_What is expected_:
Write out the data below in full, unchanged, minus the images.

_Data to process_:
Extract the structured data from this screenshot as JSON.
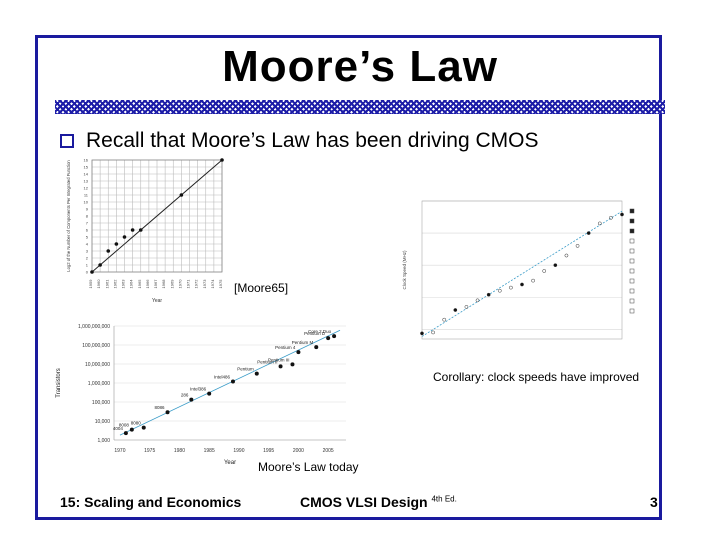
{
  "slide": {
    "title": "Moore’s Law",
    "bullet": "Recall that Moore’s Law has been driving CMOS",
    "captions": {
      "moore65": "[Moore65]",
      "clock": "Corollary: clock speeds have improved",
      "today": "Moore’s Law today"
    },
    "footer": {
      "left": "15: Scaling and Economics",
      "center": "CMOS VLSI Design",
      "center_sup": "4th Ed.",
      "page": "3"
    },
    "colors": {
      "border": "#1a1a9e",
      "hatch": "#1d1da8",
      "fit_line": "#3a9cc8"
    }
  },
  "chart_data": [
    {
      "type": "scatter",
      "title": "",
      "xlabel": "Year",
      "ylabel": "Log2 of the Number of Components Per Integrated Function",
      "x": [
        1959,
        1960,
        1961,
        1962,
        1963,
        1964,
        1965,
        1970,
        1975
      ],
      "y": [
        0,
        1,
        3,
        4,
        5,
        6,
        6,
        11,
        16
      ],
      "xlim": [
        1959,
        1975
      ],
      "ylim": [
        0,
        16
      ],
      "grid": true
    },
    {
      "type": "scatter",
      "title": "",
      "xlabel": "",
      "ylabel": "Clock Speed (MHz)",
      "x": [
        1970,
        1972,
        1974,
        1976,
        1978,
        1980,
        1982,
        1984,
        1986,
        1988,
        1990,
        1992,
        1994,
        1996,
        1998,
        2000,
        2002,
        2004,
        2006
      ],
      "y": [
        0.75,
        0.8,
        2,
        4,
        5,
        8,
        12,
        16,
        20,
        25,
        33,
        66,
        100,
        200,
        400,
        1000,
        2000,
        3000,
        3800
      ],
      "grid": true
    },
    {
      "type": "scatter",
      "title": "",
      "xlabel": "Year",
      "ylabel": "Transistors",
      "ytick_labels": [
        "1,000,000,000",
        "100,000,000",
        "10,000,000",
        "1,000,000",
        "100,000",
        "10,000",
        "1,000"
      ],
      "xtick_labels": [
        "1970",
        "1975",
        "1980",
        "1985",
        "1990",
        "1995",
        "2000",
        "2005"
      ],
      "points": [
        {
          "label": "4004",
          "x": 1971,
          "y": 2300
        },
        {
          "label": "8008",
          "x": 1972,
          "y": 3500
        },
        {
          "label": "8080",
          "x": 1974,
          "y": 4500
        },
        {
          "label": "8086",
          "x": 1978,
          "y": 29000
        },
        {
          "label": "286",
          "x": 1982,
          "y": 134000
        },
        {
          "label": "Intel386",
          "x": 1985,
          "y": 275000
        },
        {
          "label": "Intel486",
          "x": 1989,
          "y": 1200000
        },
        {
          "label": "Pentium",
          "x": 1993,
          "y": 3100000
        },
        {
          "label": "Pentium II",
          "x": 1997,
          "y": 7500000
        },
        {
          "label": "Pentium III",
          "x": 1999,
          "y": 9500000
        },
        {
          "label": "Pentium 4",
          "x": 2000,
          "y": 42000000
        },
        {
          "label": "Pentium M",
          "x": 2003,
          "y": 77000000
        },
        {
          "label": "Pentium D",
          "x": 2005,
          "y": 230000000
        },
        {
          "label": "Core 2 Duo",
          "x": 2006,
          "y": 291000000
        }
      ],
      "grid": true
    }
  ]
}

_Answer to this task_:
Extract the structured data from this screenshot as JSON.
{
  "slide": {
    "title": "Moore’s Law",
    "bullet": "Recall that Moore’s Law has been driving CMOS",
    "captions": {
      "moore65": "[Moore65]",
      "clock": "Corollary: clock speeds have improved",
      "today": "Moore’s Law today"
    },
    "footer": {
      "left": "15: Scaling and Economics",
      "center": "CMOS VLSI Design",
      "center_sup": "4th Ed.",
      "page": "3"
    },
    "colors": {
      "border": "#1a1a9e",
      "hatch": "#1d1da8",
      "fit_line": "#3a9cc8"
    }
  },
  "chart_data": [
    {
      "type": "scatter",
      "title": "",
      "xlabel": "Year",
      "ylabel": "Log2 of the Number of Components Per Integrated Function",
      "x": [
        1959,
        1960,
        1961,
        1962,
        1963,
        1964,
        1965,
        1970,
        1975
      ],
      "y": [
        0,
        1,
        3,
        4,
        5,
        6,
        6,
        11,
        16
      ],
      "xlim": [
        1959,
        1975
      ],
      "ylim": [
        0,
        16
      ],
      "grid": true
    },
    {
      "type": "scatter",
      "title": "",
      "xlabel": "",
      "ylabel": "Clock Speed (MHz)",
      "x": [
        1970,
        1972,
        1974,
        1976,
        1978,
        1980,
        1982,
        1984,
        1986,
        1988,
        1990,
        1992,
        1994,
        1996,
        1998,
        2000,
        2002,
        2004,
        2006
      ],
      "y": [
        0.75,
        0.8,
        2,
        4,
        5,
        8,
        12,
        16,
        20,
        25,
        33,
        66,
        100,
        200,
        400,
        1000,
        2000,
        3000,
        3800
      ],
      "grid": true
    },
    {
      "type": "scatter",
      "title": "",
      "xlabel": "Year",
      "ylabel": "Transistors",
      "ytick_labels": [
        "1,000,000,000",
        "100,000,000",
        "10,000,000",
        "1,000,000",
        "100,000",
        "10,000",
        "1,000"
      ],
      "xtick_labels": [
        "1970",
        "1975",
        "1980",
        "1985",
        "1990",
        "1995",
        "2000",
        "2005"
      ],
      "points": [
        {
          "label": "4004",
          "x": 1971,
          "y": 2300
        },
        {
          "label": "8008",
          "x": 1972,
          "y": 3500
        },
        {
          "label": "8080",
          "x": 1974,
          "y": 4500
        },
        {
          "label": "8086",
          "x": 1978,
          "y": 29000
        },
        {
          "label": "286",
          "x": 1982,
          "y": 134000
        },
        {
          "label": "Intel386",
          "x": 1985,
          "y": 275000
        },
        {
          "label": "Intel486",
          "x": 1989,
          "y": 1200000
        },
        {
          "label": "Pentium",
          "x": 1993,
          "y": 3100000
        },
        {
          "label": "Pentium II",
          "x": 1997,
          "y": 7500000
        },
        {
          "label": "Pentium III",
          "x": 1999,
          "y": 9500000
        },
        {
          "label": "Pentium 4",
          "x": 2000,
          "y": 42000000
        },
        {
          "label": "Pentium M",
          "x": 2003,
          "y": 77000000
        },
        {
          "label": "Pentium D",
          "x": 2005,
          "y": 230000000
        },
        {
          "label": "Core 2 Duo",
          "x": 2006,
          "y": 291000000
        }
      ],
      "grid": true
    }
  ]
}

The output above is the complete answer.